* What the task asks: Lift every line from the entries that includes the word "title".

════════════════════

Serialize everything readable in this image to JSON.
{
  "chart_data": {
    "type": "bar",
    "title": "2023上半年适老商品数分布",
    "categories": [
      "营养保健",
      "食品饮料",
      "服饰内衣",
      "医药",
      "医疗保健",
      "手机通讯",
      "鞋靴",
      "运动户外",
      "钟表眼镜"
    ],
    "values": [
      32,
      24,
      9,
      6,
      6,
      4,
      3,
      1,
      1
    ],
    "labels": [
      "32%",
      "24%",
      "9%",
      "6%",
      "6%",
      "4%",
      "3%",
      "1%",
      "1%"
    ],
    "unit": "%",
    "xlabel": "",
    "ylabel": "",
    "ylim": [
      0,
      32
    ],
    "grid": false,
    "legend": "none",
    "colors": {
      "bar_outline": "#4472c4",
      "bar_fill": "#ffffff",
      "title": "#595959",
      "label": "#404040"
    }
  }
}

════════════════════

* Answer to the task:
    "title": "2023上半年适老商品数分布",
      "title": "#595959",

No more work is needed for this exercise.